■ Task instructions: Collect all lines containing the word "marker" from the data.

■ Provided records:
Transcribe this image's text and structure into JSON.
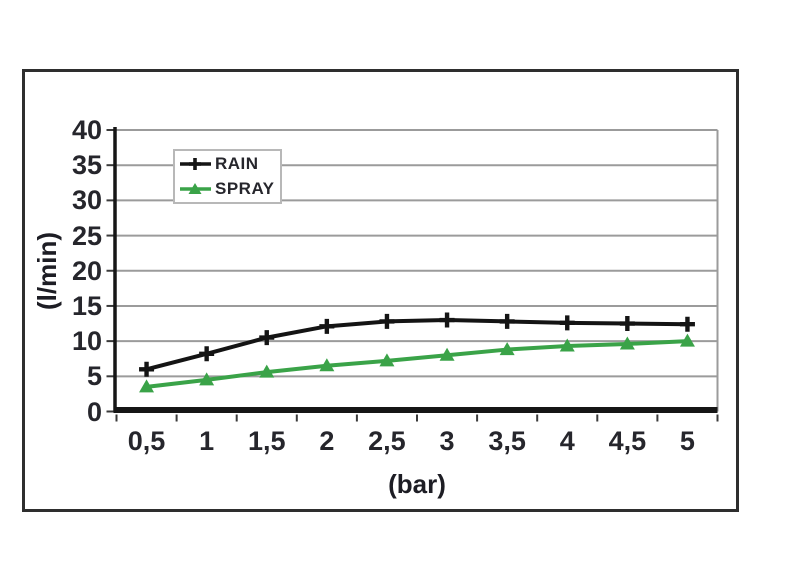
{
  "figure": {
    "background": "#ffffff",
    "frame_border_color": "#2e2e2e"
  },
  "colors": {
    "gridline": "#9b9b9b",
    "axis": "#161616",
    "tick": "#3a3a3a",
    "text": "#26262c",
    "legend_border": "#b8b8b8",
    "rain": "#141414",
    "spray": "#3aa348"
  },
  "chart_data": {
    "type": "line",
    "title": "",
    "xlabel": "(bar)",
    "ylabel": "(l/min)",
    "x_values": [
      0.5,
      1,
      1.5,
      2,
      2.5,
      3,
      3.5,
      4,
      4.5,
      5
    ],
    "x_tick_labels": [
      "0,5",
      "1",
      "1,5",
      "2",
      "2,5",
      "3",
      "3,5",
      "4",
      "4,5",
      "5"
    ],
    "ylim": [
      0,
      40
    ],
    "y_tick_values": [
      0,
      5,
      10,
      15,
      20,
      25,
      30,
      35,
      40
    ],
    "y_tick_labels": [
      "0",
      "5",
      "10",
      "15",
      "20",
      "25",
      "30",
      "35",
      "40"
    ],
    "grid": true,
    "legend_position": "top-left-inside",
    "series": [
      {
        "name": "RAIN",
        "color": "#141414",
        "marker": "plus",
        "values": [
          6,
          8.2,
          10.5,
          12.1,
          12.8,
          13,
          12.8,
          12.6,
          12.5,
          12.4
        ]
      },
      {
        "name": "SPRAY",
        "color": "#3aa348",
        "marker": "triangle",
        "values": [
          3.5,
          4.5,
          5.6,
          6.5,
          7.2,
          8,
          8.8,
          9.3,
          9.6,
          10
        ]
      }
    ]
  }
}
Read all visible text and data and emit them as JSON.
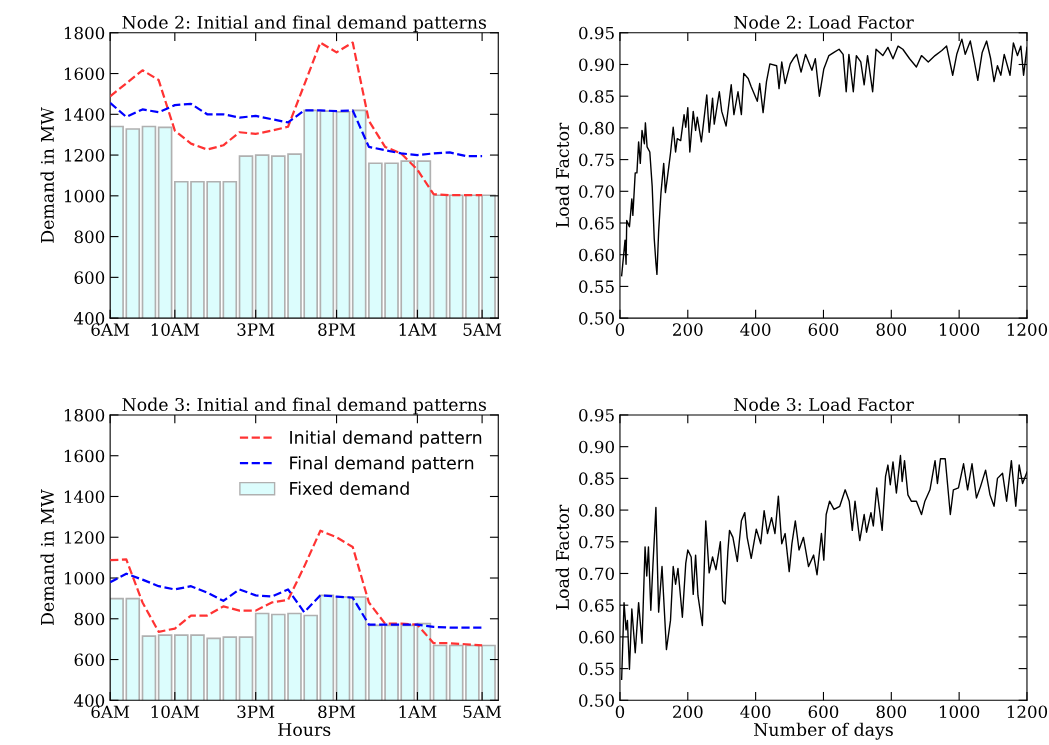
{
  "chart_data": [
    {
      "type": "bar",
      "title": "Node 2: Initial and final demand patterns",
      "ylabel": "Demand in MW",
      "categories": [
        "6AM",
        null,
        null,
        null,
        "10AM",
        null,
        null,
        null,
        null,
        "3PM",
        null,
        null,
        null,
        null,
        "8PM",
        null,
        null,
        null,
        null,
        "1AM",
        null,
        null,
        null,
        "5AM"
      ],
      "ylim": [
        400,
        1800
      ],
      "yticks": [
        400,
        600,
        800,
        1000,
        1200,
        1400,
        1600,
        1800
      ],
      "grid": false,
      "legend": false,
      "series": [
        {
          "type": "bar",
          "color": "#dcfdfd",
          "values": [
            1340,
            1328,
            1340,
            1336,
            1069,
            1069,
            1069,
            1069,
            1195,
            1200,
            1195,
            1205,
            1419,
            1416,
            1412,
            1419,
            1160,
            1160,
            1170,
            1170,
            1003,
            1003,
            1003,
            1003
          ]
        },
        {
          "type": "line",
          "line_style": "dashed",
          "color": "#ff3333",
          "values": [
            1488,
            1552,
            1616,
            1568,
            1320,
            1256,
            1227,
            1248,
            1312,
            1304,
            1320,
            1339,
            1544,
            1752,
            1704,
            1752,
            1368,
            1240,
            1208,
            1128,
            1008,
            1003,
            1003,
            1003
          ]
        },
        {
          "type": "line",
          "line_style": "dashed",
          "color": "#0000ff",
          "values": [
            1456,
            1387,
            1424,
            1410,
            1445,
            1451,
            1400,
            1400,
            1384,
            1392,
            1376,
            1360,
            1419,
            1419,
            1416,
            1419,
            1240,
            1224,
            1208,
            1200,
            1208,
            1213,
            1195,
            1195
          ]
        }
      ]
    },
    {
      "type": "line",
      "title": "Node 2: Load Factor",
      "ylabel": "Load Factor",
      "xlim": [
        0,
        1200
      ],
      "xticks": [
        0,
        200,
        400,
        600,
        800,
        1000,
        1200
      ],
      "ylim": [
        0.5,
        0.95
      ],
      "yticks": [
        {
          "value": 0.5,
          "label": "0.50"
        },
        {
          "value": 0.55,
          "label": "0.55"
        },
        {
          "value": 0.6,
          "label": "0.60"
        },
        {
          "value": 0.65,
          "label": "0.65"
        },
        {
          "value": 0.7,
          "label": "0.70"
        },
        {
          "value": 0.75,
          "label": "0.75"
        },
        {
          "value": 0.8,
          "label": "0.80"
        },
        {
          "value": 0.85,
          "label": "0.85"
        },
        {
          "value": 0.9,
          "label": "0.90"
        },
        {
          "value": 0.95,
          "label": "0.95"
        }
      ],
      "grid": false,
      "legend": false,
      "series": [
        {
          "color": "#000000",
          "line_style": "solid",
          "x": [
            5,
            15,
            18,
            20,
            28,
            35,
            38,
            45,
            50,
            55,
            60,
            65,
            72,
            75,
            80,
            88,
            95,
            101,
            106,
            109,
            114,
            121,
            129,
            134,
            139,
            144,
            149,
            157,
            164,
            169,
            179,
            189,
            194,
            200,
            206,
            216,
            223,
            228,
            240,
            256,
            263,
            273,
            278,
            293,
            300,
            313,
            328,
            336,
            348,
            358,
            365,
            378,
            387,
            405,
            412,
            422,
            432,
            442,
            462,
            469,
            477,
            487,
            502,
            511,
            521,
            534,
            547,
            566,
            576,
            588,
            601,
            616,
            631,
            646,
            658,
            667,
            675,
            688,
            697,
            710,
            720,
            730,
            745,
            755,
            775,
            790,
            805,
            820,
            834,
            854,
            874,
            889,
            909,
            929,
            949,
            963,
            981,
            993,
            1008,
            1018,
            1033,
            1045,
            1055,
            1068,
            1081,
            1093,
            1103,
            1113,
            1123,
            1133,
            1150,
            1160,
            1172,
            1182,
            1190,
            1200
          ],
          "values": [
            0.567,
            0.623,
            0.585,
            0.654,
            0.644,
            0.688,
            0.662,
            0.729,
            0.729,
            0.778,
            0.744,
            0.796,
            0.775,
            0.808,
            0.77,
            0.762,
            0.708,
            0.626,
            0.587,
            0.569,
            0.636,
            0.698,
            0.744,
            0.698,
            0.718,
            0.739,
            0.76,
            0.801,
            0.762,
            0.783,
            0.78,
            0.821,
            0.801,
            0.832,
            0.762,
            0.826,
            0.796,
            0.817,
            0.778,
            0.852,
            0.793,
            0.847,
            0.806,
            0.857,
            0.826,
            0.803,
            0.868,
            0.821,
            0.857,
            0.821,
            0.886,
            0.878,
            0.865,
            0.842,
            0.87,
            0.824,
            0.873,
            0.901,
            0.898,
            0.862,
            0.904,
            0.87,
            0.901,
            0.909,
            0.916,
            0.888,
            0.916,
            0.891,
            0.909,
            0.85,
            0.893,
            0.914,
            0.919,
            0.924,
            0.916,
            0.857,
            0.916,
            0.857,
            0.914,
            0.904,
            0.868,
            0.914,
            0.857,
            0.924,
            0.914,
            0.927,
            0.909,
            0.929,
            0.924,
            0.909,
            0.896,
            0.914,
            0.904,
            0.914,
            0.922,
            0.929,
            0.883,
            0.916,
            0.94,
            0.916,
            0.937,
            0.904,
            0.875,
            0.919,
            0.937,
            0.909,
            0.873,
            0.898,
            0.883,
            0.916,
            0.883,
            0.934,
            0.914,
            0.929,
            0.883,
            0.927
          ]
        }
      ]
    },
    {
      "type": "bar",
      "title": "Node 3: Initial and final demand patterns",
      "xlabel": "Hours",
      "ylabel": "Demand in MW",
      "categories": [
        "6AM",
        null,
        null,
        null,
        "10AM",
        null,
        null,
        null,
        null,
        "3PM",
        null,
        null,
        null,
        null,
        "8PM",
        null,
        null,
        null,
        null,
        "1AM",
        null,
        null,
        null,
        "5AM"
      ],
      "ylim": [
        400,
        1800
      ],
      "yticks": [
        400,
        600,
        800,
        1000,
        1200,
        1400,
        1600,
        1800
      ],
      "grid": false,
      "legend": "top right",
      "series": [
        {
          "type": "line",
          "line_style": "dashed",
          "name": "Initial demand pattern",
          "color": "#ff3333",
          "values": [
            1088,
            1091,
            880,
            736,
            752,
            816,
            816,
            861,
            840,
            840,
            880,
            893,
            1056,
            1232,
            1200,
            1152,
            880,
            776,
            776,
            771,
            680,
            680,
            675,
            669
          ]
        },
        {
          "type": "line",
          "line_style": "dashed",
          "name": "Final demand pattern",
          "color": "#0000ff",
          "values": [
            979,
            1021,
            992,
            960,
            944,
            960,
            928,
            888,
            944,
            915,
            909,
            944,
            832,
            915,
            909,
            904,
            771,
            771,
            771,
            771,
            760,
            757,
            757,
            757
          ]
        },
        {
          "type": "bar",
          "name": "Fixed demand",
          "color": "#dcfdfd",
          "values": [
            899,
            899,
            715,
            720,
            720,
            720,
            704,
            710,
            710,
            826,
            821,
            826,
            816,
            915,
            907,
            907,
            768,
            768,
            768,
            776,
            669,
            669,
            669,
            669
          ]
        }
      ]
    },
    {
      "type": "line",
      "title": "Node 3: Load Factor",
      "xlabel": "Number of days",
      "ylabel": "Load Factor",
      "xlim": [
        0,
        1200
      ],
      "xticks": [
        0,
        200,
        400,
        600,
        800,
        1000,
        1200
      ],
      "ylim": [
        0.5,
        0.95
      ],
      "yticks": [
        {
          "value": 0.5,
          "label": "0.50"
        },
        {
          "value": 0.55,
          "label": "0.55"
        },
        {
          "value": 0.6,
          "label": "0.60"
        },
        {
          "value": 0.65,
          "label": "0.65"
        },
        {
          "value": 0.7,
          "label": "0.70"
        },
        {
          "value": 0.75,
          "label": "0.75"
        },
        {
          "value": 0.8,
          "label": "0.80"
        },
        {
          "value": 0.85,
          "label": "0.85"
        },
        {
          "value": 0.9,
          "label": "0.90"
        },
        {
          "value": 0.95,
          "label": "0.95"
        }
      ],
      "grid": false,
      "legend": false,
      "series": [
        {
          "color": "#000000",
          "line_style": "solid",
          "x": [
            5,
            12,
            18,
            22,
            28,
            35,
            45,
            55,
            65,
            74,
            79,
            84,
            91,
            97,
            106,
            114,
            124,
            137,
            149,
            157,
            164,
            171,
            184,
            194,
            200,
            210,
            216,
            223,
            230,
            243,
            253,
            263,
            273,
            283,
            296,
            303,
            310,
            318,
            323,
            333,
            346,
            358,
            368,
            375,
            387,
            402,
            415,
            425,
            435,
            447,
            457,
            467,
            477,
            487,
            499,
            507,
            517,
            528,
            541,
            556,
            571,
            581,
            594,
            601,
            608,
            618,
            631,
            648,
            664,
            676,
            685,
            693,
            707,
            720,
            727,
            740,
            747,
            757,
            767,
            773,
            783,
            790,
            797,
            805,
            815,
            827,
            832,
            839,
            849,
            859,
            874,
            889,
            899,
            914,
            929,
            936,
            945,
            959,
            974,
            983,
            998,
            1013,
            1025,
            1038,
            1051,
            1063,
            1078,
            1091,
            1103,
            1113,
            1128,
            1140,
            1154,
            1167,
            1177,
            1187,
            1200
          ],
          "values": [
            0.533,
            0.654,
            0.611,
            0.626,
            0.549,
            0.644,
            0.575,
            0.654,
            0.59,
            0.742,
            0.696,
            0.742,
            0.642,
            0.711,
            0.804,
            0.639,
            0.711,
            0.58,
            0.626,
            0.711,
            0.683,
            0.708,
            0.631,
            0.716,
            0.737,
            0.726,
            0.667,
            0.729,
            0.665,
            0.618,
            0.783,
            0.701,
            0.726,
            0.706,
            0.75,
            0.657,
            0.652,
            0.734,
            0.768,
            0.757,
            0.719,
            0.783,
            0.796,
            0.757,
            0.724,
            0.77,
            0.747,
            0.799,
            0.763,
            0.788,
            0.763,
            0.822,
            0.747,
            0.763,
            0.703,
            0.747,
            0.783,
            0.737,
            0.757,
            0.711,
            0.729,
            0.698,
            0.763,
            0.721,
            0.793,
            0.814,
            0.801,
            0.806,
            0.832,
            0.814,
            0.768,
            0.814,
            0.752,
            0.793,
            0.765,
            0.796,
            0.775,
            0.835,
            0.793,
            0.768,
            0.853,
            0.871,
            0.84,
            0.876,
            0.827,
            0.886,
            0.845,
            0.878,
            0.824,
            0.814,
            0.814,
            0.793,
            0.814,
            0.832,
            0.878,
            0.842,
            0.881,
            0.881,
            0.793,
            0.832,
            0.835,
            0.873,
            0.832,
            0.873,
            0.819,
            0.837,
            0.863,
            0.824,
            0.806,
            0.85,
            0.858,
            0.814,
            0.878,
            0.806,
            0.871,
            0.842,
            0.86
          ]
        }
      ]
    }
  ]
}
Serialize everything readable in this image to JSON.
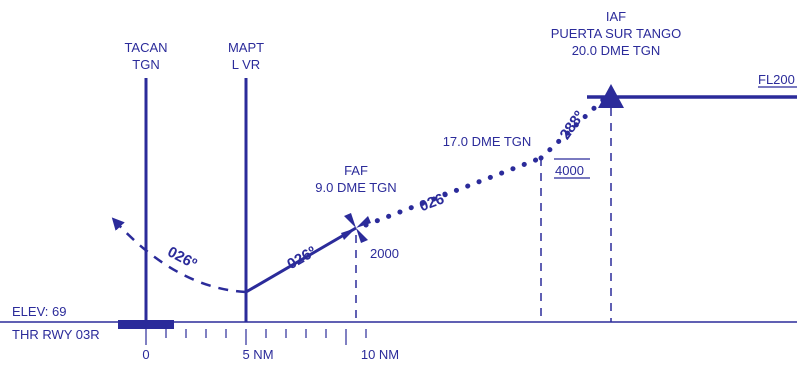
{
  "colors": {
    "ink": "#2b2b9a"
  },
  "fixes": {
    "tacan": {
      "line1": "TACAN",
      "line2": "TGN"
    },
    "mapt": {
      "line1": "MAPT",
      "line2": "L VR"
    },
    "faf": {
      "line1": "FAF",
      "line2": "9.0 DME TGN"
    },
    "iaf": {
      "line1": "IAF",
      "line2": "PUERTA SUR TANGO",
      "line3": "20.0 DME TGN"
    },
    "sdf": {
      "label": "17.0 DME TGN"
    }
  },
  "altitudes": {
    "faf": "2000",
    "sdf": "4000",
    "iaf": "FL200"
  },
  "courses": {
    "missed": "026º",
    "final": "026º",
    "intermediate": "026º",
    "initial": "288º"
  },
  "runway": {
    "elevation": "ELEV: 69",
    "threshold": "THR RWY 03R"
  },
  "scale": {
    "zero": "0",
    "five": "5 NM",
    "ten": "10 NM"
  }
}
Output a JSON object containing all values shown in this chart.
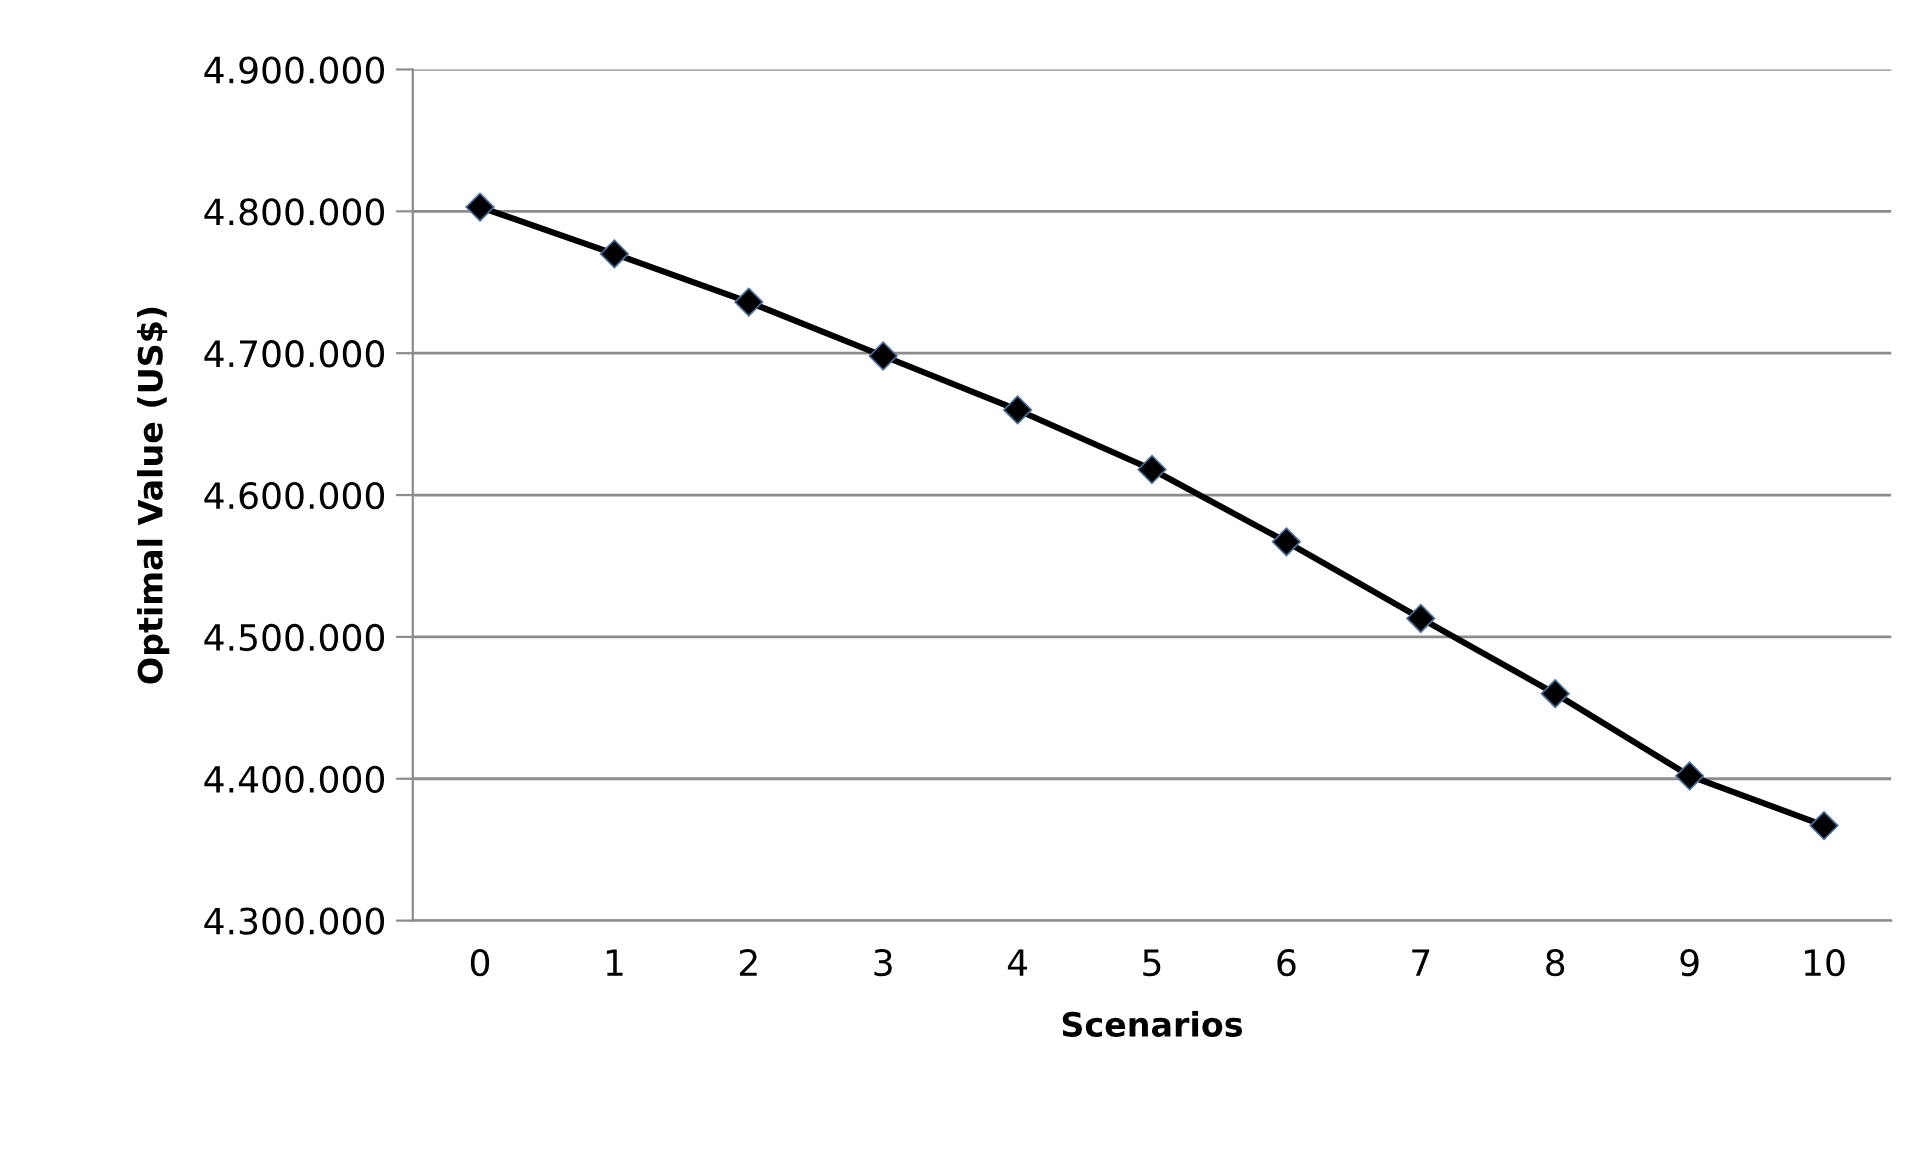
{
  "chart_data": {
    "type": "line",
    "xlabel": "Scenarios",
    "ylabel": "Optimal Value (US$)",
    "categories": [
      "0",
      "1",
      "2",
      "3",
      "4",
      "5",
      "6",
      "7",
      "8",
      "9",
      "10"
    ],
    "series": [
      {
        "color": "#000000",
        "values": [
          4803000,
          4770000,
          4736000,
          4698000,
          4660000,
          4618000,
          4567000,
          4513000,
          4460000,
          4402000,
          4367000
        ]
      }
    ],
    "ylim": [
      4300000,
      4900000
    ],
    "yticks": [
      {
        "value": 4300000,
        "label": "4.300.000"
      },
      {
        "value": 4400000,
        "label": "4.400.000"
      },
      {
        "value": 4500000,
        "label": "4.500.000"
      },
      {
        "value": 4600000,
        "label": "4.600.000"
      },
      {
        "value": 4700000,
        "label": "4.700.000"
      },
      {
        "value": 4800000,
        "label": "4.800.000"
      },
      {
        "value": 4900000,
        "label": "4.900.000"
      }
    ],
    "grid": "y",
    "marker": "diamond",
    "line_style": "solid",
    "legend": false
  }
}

■ Exercise answer:
        "marker": "plus",
        "marker": "triangle",
    "marker": "diamond",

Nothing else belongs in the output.